- TEXT BLOCK
^^^^

Ensembling

Misc

Packages
- {stacks} - Performs model stacking that aligns with the tidymodels
- {{BayesBlend}} (Vignette) - Easy Model Blending using Pseudo-Bayesian Model Averaging, Stacking and Hierarchical Stacking in Python
- {loo::stacking_weights} (Vignette) - Model averaging via stacking of predictive distributions
Papers
- Bayesian Stacking (paper)
- Regressions where the coefficients are a simplex - Peter Ellis post
  - Can be used to to determine weights in a ensemble
  - 3 Methods: quadratic programming, a Dirichlet distribution in Stan, and using glmnet’s lower bound constraint
May be better to used a ML model for the ensembling procedure since the features are probably highly correlated
Feature-Weighted Linear Stacking (FWLS) (Paper)
- Incorporates meta-features for improved accuracy while retaining the well-known virtues of linear regression regarding speed, stability, and interpretability
- use of meta-features, additional inputs describing each observation in a dataset, can boost the performance of ensemble methods, but the greatest reported gains have come from nonlinear procedures requiring significant tuning and training time.
- Meta-features - should be discrete variables
  - Example (product sales model): current season, year, information about the products, and vendors variables
    - “benchmark” is just a 28-day MA model, prediction_CNNLSTM is a DL model, and prediction_XGBoost is an xgboost model
- Need to read the paper but the article I read that used this method used predictors from the base models as these “meta-features.”

Manually

With tidymodels objects from drob 1:58:08, Predicting box office performance

on_test_set <- function(d) {
    bind_cols(predict(mod_obj1, d) %>% rename(mod_name1 = .pred),
              predict(mod_ojt2, d) %>% rename(mod_name2 = .pred)) %>%
        augment(combination, newdata = .) %>%
        transmute(id = d$id, outcome_var = 2 ^ fitted # outcome was transformed with log2 during preprocessing

on_test_set(test_set) %>%
    rename(.pred = outcome_var) %>%
    bind_cols(test) %>%
    rmse(log2(.pred), outcome_var) # loss metric is RMSLE (Root Mean Squared Log Error)

Stacks

Steps:

Add models and tune a penalyzed regression model to determine weights
- blend_predictions args: penalty, mixture, metric, control
  - control is for tune::control_grid
  - metric used to determine penalty. Use the same one you used to tune the models.

lin_best <- lin_location_tune %>% filter_parameters(parameters = select_best(lin_location_tune))
xg_best <- xg_tune %>% filter_parameters(parameters = select_best(xg_tune))
lin_xg_blend <- stacks() %>%
  add_candidates(lin_best) %>%
  add_candidates(xg_best) %>%
  blend_predictions()

^^^^

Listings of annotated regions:
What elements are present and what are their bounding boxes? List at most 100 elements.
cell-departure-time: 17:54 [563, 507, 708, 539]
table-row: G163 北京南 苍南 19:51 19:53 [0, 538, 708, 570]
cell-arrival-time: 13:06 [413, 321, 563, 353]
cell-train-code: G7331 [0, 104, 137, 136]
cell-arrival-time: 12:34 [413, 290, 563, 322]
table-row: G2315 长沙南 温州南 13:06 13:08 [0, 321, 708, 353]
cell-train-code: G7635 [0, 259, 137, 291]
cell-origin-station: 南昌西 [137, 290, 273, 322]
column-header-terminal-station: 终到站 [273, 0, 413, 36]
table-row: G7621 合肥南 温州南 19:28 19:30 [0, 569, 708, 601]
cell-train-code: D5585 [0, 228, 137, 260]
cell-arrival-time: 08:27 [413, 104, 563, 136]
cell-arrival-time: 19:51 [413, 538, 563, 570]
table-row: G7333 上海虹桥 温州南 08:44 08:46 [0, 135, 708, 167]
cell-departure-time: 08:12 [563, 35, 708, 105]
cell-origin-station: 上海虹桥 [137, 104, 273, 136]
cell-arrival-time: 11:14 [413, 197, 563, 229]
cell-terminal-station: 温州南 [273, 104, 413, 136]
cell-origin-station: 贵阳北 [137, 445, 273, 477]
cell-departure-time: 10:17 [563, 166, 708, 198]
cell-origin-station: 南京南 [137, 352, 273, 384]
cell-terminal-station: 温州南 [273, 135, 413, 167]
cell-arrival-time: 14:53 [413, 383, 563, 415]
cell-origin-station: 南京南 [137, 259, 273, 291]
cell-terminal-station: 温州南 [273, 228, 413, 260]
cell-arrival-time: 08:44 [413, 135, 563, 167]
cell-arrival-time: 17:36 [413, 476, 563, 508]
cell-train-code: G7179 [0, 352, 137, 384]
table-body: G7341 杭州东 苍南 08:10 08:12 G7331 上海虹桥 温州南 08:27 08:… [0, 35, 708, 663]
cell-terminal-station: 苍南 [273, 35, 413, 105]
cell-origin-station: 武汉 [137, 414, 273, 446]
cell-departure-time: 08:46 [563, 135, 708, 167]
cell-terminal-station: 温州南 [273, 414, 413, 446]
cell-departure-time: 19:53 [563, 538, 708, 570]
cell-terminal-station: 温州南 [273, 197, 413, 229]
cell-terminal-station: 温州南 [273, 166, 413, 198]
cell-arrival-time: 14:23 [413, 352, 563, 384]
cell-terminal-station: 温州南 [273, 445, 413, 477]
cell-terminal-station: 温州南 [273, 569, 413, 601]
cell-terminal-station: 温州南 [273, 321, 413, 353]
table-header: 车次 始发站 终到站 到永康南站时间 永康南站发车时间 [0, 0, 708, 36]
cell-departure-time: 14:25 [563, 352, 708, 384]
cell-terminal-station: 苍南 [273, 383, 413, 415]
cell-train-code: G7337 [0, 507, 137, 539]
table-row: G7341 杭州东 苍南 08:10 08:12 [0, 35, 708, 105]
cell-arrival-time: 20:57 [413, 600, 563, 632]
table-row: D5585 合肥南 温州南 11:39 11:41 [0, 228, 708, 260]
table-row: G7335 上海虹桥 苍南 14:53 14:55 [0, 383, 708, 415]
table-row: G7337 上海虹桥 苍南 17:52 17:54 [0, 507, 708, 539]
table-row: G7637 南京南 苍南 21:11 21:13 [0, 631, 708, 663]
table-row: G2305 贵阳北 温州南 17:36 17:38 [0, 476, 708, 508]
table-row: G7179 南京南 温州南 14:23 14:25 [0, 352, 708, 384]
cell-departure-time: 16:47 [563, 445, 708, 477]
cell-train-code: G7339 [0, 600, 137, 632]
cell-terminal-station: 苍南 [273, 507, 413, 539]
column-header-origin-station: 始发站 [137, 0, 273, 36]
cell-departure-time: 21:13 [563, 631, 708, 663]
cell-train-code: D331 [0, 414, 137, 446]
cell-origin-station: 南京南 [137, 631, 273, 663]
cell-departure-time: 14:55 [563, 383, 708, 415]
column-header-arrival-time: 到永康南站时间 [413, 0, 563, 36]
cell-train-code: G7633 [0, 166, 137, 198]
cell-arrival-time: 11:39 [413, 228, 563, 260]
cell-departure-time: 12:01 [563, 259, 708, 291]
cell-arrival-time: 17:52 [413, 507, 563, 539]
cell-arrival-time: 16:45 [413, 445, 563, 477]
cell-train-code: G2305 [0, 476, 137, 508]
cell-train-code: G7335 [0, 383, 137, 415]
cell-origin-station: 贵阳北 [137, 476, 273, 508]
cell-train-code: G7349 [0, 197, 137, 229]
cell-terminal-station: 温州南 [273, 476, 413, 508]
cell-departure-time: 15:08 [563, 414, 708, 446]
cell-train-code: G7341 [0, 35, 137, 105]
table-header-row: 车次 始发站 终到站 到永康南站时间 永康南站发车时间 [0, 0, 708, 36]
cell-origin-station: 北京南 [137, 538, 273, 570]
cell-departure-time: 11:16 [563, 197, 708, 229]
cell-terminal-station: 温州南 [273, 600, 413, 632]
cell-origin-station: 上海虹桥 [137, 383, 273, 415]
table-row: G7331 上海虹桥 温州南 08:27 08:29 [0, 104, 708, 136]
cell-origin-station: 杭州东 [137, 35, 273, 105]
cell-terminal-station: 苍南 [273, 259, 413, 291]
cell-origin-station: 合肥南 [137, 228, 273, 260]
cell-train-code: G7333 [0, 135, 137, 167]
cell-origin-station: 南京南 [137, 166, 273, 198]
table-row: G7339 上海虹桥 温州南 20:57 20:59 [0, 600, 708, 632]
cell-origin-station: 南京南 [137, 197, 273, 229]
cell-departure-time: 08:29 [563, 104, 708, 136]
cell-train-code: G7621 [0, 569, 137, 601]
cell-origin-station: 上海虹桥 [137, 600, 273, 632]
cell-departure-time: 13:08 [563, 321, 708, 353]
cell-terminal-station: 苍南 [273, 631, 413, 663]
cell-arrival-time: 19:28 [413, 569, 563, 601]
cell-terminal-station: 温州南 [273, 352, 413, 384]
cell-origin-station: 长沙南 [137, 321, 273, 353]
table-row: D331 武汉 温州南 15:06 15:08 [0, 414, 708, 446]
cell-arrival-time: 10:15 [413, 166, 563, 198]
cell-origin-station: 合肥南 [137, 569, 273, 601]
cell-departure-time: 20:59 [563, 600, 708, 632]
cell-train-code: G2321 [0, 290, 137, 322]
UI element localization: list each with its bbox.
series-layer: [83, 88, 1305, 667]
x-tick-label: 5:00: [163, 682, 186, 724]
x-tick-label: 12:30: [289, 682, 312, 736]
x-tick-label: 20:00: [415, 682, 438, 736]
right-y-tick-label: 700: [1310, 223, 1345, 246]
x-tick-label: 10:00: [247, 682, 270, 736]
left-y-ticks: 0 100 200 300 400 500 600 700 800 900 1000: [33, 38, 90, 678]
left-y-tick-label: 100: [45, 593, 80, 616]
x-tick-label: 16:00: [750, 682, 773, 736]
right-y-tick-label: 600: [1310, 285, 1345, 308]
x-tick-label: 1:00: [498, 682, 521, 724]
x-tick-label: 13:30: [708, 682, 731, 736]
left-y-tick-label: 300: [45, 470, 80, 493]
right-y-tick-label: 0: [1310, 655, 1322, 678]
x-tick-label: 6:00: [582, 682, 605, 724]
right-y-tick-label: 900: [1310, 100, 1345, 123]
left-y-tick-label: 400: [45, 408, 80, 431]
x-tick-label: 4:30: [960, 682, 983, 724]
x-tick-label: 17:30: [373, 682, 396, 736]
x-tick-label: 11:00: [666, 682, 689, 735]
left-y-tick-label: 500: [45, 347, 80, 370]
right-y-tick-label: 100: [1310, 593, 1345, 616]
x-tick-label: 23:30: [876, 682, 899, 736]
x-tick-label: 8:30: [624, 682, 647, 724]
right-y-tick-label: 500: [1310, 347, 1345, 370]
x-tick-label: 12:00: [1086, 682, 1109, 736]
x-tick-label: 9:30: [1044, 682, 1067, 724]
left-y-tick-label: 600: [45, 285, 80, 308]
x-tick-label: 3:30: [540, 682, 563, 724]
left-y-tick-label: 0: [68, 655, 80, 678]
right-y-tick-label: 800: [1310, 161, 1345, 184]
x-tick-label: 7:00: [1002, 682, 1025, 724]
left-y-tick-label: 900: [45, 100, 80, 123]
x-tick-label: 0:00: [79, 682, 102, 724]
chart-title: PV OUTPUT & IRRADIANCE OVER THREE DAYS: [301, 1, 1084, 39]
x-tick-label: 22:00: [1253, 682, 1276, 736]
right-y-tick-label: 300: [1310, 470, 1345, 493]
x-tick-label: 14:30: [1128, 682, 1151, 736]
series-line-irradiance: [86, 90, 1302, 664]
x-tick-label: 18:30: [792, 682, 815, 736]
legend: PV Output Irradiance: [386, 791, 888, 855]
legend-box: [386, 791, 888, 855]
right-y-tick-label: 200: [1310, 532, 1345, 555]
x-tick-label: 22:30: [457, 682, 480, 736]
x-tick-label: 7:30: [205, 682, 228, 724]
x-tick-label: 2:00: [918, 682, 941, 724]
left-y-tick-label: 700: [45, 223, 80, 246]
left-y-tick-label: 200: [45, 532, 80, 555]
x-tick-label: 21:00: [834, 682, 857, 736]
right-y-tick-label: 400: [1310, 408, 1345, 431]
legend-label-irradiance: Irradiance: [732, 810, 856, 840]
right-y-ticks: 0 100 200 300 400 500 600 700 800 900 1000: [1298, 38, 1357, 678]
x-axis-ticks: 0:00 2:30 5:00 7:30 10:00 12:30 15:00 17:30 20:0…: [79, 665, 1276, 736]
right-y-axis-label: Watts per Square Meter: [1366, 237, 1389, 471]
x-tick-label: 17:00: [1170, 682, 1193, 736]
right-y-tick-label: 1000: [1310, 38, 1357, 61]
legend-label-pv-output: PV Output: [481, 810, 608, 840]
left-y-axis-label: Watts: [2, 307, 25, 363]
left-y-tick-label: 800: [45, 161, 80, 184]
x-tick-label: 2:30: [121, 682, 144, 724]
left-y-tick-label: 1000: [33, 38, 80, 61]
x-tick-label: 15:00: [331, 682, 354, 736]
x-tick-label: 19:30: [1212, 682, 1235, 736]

^^^^

- SET OF TASKS
1. Reproduce the passage of the ensembling notes above, starting with "Add models and" and going on through "tune the models.".
2. Resume the notes on model ensembling above from the point at which they stop.

- EXPECTED RESPONSES
1.
Add models and tune a penalyzed regression model to determine weights
- blend_predictions args: penalty, mixture, metric, control
  - control is for tune::control_grid
  - metric used to determine penalty. Use the same one you used to tune the models.

2.
Fit the ensemble on the full training set

lin_xg_fit <- lin_xg_blend %>%
  fit_members()

Measure performance on the test set

predictions <- lin_xg_fit %>%
  predict(test, type = "prob", members = TRUE)

# Log loss by model, or by the blend
predictions %>%
  select(contains("_Rained")) %>%
  bind_cols(select(test, rain_tomorrow)) %>%
  gather(model, prediction, -rain_tomorrow) %>%
  mutate(prediction = 1 - prediction) %>%
  group_by(model) %>%
  mn_log_loss(rain_tomorrow, prediction)

sklearn

Majority Vote

from sklearn.ensemble import VotingClassifier
X, y = make_classification(n_samples=1000)
ensemble = VotingClassifier(
    estimators=[
        ("xgb", xgb.XGBClassifier(eval_metric="auc")),
        ("lgbm", lgbm.LGBMClassifier()),
        ("cb", cb.CatBoostClassifier(verbose=False)),
    ],
    voting="soft",
    # n_jobs=-1,
)
_ = ensemble.fit(X, y)

If the classes are probabilities or predictions are continuous, the predictions are averaged.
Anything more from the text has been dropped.